- REQUIRED TASK
Find the string "JSON" and gather every line that holds it.

[Dataset records]
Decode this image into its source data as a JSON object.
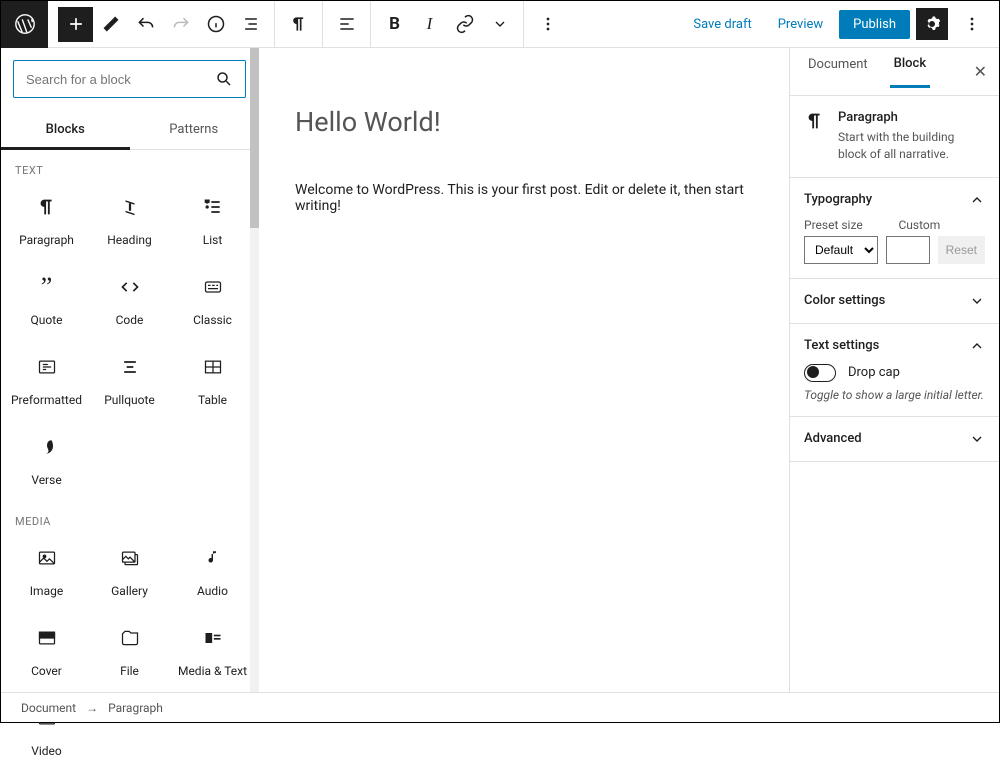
{
  "topbar": {
    "save_draft": "Save draft",
    "preview": "Preview",
    "publish": "Publish"
  },
  "inserter": {
    "search_placeholder": "Search for a block",
    "tabs": {
      "blocks": "Blocks",
      "patterns": "Patterns"
    },
    "cat_text": "TEXT",
    "cat_media": "MEDIA",
    "text_blocks": [
      "Paragraph",
      "Heading",
      "List",
      "Quote",
      "Code",
      "Classic",
      "Preformatted",
      "Pullquote",
      "Table",
      "Verse"
    ],
    "media_blocks": [
      "Image",
      "Gallery",
      "Audio",
      "Cover",
      "File",
      "Media & Text",
      "Video"
    ]
  },
  "canvas": {
    "title": "Hello World!",
    "body": "Welcome to WordPress. This is your first post. Edit or delete it, then start writing!"
  },
  "sidebar": {
    "tab_document": "Document",
    "tab_block": "Block",
    "block_name": "Paragraph",
    "block_desc": "Start with the building block of all narrative.",
    "typography": {
      "title": "Typography",
      "preset_lbl": "Preset size",
      "preset_val": "Default",
      "custom_lbl": "Custom",
      "reset": "Reset"
    },
    "color_title": "Color settings",
    "text_settings": {
      "title": "Text settings",
      "dropcap": "Drop cap",
      "hint": "Toggle to show a large initial letter."
    },
    "advanced_title": "Advanced"
  },
  "breadcrumb": {
    "a": "Document",
    "b": "Paragraph"
  }
}
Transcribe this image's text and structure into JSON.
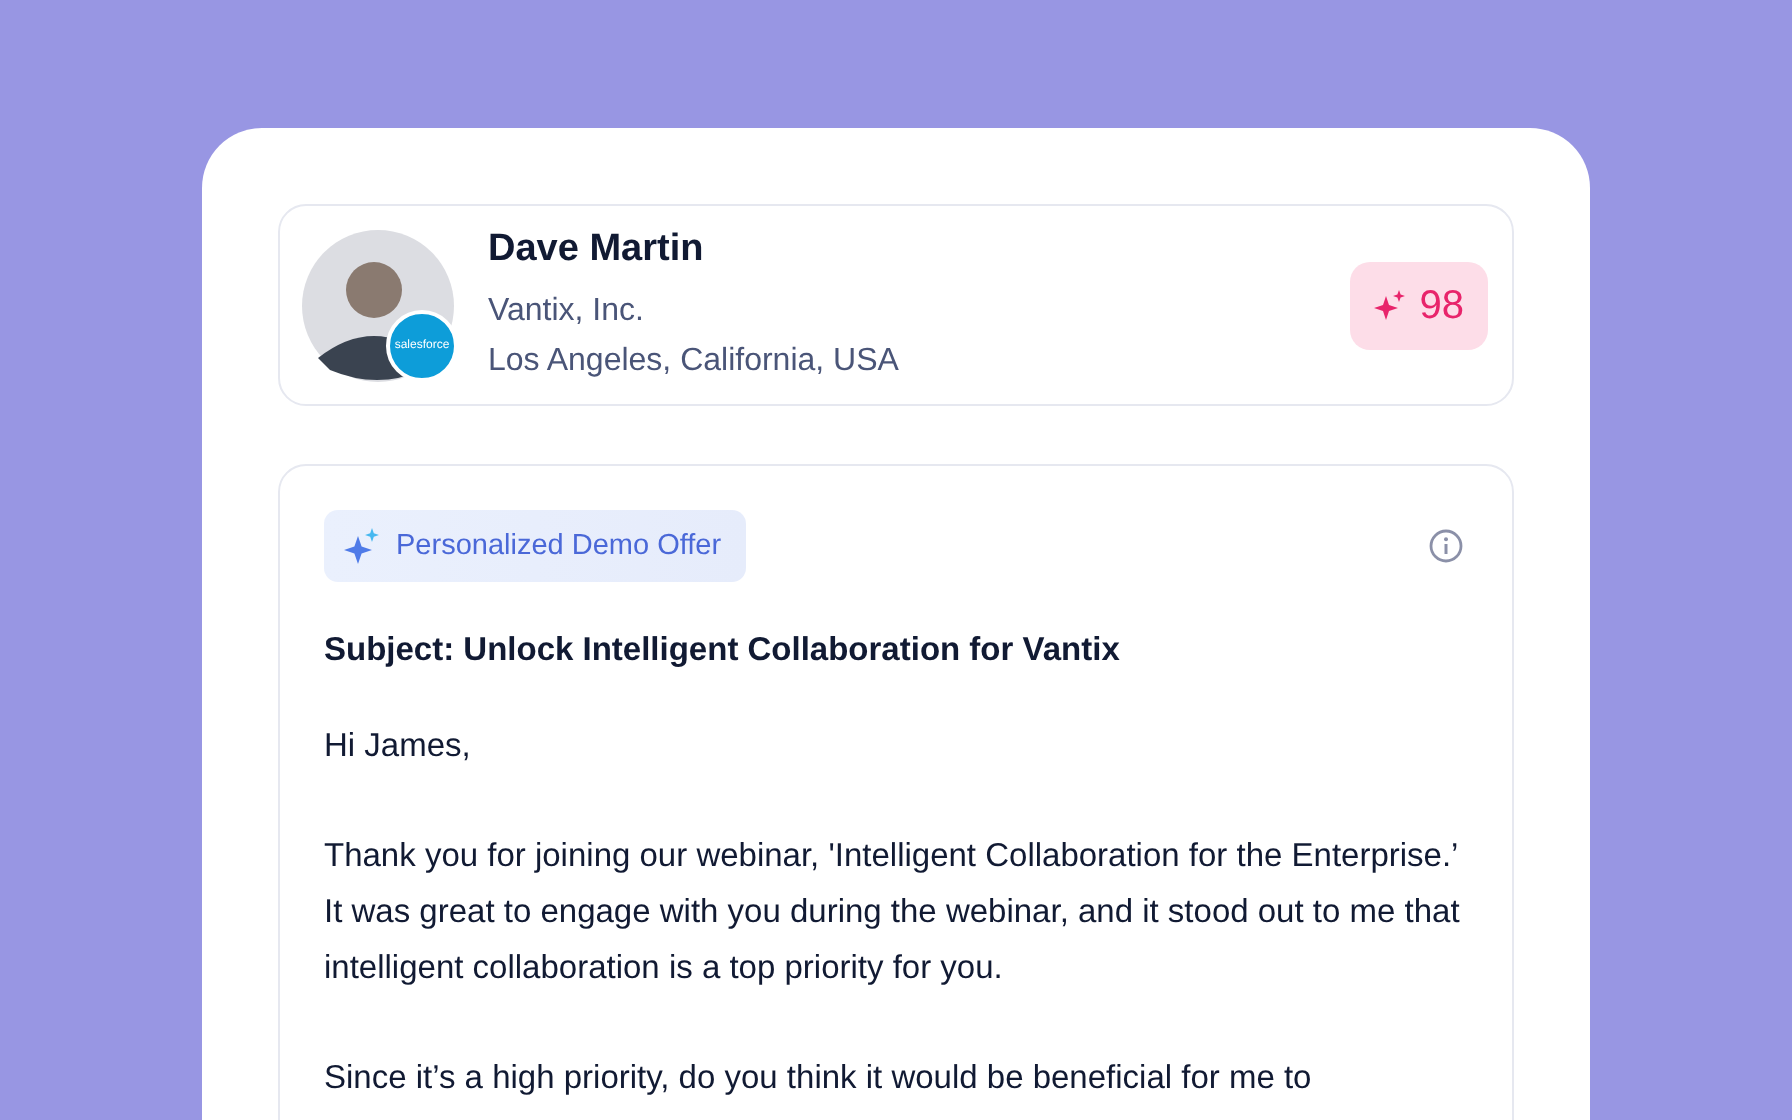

- RESULT FOR THIS EXERCISE
Decode this image into its source data as a JSON object.
Transcribe this image's text and structure into JSON.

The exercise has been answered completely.